Sort through the data and copy the lines holding the word "text".

********

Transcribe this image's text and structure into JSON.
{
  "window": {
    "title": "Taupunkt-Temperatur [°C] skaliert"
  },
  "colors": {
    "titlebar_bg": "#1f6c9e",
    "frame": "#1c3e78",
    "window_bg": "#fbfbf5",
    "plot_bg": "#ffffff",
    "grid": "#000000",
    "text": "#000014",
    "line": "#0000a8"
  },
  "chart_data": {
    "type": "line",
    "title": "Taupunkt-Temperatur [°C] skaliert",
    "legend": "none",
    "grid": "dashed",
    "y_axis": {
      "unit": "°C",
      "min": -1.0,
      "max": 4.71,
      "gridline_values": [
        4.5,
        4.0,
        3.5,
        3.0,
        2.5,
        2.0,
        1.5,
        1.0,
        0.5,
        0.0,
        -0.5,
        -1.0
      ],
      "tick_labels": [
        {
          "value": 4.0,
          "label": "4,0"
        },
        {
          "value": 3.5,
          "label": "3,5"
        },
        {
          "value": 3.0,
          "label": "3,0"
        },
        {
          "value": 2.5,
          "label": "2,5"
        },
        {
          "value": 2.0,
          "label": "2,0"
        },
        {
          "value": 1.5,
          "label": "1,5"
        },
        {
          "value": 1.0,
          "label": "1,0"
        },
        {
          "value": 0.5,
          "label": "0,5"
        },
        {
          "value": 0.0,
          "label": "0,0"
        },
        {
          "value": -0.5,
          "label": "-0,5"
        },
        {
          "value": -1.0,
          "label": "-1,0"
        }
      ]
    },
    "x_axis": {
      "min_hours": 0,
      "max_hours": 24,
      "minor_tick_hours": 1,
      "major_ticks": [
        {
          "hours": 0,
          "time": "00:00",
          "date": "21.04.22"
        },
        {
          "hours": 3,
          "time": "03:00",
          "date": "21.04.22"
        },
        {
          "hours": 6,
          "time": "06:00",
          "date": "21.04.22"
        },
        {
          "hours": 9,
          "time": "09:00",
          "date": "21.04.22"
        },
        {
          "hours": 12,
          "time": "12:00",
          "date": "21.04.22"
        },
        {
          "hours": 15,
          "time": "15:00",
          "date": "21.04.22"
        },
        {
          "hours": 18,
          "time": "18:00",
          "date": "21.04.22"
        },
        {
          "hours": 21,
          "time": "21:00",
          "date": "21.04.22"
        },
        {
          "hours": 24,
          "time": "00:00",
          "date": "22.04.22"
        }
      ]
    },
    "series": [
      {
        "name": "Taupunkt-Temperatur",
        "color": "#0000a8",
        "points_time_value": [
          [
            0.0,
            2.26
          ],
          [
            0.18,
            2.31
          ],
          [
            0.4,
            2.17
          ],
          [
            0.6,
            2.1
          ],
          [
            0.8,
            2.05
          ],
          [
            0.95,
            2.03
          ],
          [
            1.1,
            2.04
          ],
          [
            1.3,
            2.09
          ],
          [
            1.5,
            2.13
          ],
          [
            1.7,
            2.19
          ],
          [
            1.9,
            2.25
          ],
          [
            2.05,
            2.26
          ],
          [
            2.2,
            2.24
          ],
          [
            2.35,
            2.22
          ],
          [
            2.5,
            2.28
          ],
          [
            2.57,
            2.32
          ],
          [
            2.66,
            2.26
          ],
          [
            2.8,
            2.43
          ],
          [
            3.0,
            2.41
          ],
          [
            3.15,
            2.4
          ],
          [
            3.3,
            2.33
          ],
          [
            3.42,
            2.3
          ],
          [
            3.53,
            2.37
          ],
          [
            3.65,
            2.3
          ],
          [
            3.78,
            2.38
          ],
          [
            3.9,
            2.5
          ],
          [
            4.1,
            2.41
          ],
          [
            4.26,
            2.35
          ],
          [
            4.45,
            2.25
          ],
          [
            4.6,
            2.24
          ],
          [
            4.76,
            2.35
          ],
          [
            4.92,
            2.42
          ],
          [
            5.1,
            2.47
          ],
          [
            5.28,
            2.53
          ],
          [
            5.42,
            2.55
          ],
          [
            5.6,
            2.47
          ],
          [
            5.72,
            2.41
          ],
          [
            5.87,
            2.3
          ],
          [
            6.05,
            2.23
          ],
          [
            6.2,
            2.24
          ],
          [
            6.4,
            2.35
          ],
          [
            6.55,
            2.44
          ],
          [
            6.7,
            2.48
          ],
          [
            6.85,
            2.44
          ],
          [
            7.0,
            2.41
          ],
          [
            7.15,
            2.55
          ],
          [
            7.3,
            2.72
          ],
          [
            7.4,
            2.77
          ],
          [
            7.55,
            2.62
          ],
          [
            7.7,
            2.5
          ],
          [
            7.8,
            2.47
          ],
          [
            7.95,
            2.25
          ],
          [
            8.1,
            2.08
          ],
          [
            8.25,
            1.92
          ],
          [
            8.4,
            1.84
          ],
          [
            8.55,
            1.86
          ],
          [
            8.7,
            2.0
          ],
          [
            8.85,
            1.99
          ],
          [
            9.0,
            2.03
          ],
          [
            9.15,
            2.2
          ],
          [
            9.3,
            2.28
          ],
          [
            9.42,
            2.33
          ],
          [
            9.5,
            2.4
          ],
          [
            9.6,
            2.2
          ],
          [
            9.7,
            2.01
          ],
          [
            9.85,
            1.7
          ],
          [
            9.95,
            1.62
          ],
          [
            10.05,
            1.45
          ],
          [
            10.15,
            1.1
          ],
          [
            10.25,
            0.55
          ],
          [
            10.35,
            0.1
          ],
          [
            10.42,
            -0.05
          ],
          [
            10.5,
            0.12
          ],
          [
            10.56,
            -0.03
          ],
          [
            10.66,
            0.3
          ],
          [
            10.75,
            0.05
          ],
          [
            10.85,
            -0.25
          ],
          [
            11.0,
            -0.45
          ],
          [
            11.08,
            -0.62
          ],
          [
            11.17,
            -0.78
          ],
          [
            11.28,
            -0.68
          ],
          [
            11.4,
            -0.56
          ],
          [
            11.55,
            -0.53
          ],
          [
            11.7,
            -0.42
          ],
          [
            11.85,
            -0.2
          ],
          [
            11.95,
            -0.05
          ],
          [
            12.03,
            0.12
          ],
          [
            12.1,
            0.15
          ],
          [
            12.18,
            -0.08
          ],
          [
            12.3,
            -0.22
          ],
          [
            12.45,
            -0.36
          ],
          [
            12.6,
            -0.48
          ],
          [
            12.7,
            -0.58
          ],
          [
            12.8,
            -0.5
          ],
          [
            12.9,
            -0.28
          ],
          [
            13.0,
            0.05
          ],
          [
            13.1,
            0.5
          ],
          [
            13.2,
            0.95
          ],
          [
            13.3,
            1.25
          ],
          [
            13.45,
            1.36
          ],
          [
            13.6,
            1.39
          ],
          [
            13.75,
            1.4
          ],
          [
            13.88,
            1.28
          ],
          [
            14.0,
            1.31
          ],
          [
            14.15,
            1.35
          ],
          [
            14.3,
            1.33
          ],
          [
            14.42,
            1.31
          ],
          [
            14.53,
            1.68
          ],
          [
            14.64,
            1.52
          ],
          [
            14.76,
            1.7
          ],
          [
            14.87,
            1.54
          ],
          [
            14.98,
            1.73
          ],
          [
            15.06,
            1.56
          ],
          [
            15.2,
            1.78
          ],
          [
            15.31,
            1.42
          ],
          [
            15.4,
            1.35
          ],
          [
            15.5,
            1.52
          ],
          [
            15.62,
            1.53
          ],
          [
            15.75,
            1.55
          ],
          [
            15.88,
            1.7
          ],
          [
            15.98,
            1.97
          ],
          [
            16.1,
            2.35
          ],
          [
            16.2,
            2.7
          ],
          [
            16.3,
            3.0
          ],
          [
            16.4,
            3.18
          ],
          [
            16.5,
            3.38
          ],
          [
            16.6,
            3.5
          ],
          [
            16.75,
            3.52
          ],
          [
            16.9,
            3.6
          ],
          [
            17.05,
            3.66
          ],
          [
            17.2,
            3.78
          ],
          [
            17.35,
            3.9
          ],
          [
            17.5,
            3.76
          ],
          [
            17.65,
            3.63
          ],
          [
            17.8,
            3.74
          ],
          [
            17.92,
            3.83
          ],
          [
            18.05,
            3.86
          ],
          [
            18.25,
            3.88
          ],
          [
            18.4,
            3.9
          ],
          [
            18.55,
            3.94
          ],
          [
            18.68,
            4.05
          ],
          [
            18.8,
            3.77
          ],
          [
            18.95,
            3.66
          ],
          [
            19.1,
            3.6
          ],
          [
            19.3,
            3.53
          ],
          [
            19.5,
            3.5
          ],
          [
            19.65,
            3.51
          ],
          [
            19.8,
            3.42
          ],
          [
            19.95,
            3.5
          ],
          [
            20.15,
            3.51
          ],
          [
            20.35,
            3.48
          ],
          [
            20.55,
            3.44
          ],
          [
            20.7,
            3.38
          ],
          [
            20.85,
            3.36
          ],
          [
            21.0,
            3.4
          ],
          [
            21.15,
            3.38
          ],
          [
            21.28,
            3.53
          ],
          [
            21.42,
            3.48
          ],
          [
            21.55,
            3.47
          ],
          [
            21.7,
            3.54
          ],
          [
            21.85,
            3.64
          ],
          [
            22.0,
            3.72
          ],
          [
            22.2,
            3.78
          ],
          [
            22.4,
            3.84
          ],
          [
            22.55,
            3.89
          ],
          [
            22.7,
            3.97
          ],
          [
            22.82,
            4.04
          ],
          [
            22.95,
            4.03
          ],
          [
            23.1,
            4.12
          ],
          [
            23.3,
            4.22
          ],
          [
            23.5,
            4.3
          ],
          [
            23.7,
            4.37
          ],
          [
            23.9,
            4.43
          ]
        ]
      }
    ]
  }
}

********

Solution to this problem:
Transcribe this image's text and structure into JSON.
    "text": "#000014",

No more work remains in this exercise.